* _Problem requirements_
Render the lines from the first one up to and including the line with "y-tick-label: 50 — [48, 707, 64, 724]" as a Markdown table with the columns Row and Text, numbering each row and skipping blank lines.

* _Material to process_
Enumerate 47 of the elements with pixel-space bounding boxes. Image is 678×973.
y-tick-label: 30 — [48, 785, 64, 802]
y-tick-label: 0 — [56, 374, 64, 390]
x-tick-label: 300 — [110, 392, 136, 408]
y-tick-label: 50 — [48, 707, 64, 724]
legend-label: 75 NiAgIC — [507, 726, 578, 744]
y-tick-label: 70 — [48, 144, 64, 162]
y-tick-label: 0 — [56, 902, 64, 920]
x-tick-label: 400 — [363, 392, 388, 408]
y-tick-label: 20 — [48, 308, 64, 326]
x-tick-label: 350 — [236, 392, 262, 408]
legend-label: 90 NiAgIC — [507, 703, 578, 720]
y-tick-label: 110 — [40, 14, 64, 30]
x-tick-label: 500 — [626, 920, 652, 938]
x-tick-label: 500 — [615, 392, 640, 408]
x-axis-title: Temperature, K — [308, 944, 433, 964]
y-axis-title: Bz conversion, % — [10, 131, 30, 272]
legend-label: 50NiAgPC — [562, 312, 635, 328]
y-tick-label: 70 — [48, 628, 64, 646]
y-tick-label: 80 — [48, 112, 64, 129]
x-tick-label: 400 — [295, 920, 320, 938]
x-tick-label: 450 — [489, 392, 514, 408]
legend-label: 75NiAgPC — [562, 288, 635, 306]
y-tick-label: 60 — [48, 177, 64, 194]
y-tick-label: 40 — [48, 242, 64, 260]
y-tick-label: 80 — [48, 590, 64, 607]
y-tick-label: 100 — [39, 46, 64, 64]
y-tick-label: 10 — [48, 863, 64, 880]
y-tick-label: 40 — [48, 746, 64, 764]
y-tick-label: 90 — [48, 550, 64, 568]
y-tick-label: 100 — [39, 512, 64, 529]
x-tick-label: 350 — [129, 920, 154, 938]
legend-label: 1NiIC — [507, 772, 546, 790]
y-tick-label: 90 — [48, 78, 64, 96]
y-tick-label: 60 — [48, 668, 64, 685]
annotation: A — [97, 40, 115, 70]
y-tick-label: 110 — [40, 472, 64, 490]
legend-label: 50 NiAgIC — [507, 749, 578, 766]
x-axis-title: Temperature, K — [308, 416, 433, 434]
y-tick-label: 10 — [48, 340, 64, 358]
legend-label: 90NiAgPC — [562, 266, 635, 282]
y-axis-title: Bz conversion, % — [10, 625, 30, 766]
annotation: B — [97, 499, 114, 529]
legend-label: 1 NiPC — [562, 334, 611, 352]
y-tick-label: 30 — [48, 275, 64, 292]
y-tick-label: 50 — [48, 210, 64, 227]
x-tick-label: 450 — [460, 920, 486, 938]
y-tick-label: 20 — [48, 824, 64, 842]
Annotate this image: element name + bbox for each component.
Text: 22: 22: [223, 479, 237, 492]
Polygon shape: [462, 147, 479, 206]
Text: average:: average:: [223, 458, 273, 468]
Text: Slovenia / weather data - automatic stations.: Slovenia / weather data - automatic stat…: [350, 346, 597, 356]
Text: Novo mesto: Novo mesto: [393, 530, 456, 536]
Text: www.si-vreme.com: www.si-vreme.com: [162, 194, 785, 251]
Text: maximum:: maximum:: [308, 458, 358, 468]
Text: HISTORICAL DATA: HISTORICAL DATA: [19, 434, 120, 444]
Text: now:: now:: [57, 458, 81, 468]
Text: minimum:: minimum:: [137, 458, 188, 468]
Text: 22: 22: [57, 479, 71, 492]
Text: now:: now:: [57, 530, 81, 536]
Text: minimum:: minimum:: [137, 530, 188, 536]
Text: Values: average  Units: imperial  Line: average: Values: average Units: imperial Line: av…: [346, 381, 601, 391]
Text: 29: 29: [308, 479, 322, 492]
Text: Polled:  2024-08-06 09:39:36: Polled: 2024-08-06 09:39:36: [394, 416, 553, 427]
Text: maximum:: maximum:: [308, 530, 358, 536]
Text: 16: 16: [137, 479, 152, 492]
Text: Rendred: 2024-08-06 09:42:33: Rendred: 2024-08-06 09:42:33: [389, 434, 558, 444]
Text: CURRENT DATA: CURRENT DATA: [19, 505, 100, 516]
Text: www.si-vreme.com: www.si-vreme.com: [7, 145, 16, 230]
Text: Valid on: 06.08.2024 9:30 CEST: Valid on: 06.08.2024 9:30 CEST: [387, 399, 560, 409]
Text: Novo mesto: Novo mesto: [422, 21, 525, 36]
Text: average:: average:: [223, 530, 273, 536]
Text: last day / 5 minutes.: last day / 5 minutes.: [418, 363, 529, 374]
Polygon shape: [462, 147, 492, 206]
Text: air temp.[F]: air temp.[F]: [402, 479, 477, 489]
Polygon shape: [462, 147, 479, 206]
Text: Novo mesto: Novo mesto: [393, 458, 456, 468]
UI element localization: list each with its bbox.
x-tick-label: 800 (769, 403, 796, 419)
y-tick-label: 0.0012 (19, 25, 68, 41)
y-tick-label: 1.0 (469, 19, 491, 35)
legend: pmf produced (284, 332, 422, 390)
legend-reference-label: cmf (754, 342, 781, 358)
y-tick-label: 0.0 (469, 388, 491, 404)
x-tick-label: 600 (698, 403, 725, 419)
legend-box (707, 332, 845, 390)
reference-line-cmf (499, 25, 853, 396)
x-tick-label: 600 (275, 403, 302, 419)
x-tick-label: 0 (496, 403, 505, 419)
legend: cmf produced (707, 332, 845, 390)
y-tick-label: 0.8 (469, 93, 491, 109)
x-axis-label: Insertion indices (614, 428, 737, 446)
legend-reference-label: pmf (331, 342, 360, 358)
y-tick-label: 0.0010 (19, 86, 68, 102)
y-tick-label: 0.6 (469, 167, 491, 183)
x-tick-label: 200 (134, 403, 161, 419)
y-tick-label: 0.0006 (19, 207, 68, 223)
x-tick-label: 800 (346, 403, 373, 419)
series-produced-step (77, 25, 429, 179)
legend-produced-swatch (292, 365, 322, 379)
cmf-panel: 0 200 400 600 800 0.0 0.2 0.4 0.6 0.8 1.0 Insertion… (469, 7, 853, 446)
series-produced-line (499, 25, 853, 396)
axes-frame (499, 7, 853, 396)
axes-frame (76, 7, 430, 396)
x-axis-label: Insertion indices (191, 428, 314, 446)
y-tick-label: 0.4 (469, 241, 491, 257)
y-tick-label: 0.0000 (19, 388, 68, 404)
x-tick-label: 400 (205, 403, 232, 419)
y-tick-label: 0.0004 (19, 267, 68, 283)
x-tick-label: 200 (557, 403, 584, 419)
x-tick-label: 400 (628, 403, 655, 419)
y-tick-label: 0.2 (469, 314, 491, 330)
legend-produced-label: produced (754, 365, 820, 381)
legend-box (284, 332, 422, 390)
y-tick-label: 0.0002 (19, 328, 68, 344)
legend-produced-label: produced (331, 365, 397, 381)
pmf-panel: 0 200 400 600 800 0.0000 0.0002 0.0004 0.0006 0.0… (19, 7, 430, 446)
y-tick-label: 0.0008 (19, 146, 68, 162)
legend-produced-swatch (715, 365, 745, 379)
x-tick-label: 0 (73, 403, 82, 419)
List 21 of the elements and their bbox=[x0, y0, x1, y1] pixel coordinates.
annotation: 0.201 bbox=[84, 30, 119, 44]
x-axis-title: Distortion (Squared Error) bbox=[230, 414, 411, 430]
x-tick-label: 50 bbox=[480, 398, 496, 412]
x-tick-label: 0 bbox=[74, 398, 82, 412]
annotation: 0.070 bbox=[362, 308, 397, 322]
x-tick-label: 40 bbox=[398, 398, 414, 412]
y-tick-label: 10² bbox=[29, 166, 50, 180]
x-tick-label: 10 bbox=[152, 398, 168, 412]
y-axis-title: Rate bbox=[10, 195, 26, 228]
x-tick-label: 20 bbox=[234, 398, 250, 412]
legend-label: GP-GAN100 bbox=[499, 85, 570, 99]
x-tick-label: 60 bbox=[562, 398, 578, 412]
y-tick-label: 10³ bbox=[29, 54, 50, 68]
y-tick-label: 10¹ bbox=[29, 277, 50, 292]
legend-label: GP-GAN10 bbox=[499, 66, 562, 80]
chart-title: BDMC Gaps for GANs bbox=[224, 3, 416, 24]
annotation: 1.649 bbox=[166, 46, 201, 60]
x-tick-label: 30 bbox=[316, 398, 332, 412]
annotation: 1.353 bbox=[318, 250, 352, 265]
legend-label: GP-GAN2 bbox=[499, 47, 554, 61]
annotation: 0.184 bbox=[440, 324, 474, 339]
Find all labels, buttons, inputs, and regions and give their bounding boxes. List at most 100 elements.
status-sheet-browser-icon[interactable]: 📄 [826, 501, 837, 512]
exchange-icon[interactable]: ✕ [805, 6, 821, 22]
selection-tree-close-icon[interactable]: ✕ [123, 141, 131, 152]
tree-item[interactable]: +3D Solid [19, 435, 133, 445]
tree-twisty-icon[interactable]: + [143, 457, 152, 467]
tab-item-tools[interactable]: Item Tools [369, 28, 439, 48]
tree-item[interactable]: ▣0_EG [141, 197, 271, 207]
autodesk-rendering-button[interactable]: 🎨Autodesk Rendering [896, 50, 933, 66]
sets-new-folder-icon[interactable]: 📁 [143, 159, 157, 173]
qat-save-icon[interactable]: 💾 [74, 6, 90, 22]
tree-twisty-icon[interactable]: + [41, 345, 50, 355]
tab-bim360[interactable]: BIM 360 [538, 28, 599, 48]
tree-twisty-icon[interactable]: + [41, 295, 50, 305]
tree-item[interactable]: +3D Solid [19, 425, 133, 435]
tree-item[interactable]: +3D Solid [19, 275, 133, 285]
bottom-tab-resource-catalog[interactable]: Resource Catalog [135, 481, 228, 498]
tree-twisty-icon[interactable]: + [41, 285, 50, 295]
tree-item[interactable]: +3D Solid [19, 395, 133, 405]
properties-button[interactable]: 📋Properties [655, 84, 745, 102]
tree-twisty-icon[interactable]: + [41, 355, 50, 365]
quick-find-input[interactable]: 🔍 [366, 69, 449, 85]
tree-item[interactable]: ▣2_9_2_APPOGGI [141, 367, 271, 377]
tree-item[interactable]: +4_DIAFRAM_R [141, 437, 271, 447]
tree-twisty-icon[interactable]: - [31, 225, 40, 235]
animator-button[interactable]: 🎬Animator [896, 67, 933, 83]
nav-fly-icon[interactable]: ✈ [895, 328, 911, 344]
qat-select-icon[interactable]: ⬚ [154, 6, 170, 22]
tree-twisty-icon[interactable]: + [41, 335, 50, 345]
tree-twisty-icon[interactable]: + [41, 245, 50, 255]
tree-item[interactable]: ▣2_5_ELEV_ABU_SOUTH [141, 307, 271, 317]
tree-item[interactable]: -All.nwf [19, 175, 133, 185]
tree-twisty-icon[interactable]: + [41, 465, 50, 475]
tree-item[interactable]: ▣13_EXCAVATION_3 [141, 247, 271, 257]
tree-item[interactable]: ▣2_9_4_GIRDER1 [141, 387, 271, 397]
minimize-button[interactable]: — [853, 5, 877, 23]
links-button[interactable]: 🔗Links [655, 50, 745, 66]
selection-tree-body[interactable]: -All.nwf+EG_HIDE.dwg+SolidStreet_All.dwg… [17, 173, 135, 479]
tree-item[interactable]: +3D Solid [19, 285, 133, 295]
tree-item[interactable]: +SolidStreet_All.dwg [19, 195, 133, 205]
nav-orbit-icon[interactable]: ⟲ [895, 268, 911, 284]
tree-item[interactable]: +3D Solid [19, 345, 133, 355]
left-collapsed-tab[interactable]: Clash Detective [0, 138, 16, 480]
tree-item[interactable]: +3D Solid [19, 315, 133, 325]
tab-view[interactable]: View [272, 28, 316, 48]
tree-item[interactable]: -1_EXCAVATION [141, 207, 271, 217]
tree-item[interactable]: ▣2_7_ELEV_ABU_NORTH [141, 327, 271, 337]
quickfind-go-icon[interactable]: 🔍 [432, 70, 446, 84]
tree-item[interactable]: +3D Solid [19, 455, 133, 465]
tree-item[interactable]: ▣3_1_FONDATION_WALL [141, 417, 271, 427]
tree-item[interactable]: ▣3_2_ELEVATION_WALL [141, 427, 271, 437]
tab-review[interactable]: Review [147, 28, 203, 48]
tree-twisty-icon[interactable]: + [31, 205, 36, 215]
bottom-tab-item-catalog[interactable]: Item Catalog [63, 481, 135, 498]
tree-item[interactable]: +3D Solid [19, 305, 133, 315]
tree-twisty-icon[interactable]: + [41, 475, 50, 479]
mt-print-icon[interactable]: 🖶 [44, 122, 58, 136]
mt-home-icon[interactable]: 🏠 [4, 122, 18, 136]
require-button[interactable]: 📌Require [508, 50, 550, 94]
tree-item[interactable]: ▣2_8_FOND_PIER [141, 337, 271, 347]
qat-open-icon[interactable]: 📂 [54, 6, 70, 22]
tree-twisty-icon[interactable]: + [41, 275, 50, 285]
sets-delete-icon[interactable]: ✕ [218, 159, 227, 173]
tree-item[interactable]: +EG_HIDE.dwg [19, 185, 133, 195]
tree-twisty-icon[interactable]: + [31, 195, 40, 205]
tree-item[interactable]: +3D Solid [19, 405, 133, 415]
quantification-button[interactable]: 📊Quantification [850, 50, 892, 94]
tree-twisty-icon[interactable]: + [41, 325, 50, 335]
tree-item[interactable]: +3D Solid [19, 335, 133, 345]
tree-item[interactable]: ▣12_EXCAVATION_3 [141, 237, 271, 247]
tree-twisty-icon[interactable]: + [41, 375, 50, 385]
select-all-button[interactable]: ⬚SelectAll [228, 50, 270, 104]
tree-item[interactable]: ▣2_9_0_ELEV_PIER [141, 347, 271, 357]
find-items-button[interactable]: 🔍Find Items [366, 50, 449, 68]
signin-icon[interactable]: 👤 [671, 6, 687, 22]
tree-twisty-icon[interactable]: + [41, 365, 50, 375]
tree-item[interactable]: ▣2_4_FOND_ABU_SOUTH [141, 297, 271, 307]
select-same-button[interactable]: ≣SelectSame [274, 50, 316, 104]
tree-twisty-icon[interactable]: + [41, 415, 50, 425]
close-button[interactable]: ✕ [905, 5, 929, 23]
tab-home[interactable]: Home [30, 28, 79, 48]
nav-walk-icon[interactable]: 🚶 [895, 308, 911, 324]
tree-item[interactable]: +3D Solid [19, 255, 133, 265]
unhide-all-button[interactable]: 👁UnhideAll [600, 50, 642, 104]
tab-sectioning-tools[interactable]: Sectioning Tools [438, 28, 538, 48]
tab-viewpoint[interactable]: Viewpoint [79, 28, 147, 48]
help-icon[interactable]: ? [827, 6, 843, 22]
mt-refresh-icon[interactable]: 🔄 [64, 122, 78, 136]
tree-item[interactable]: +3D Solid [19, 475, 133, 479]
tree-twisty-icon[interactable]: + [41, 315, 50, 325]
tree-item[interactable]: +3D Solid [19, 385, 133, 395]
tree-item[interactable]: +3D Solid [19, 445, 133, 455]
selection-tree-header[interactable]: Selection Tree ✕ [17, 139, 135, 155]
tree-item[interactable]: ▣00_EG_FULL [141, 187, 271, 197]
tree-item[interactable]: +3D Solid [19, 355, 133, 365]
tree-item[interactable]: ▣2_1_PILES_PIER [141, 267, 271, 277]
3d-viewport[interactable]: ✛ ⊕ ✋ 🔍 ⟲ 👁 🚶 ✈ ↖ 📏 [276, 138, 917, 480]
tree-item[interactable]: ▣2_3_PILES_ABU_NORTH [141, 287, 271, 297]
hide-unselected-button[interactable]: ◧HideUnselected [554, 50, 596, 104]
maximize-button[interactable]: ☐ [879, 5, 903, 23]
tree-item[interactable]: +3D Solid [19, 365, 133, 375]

* _The output_
| Row | Text |
|---|---|
| 1 | Enumerate 47 of the elements with pixel-space bounding boxes. Image is 678×973. |
| 2 | y-tick-label: 30 — [48, 785, 64, 802] |
| 3 | y-tick-label: 0 — [56, 374, 64, 390] |
| 4 | x-tick-label: 300 — [110, 392, 136, 408] |
| 5 | y-tick-label: 50 — [48, 707, 64, 724] |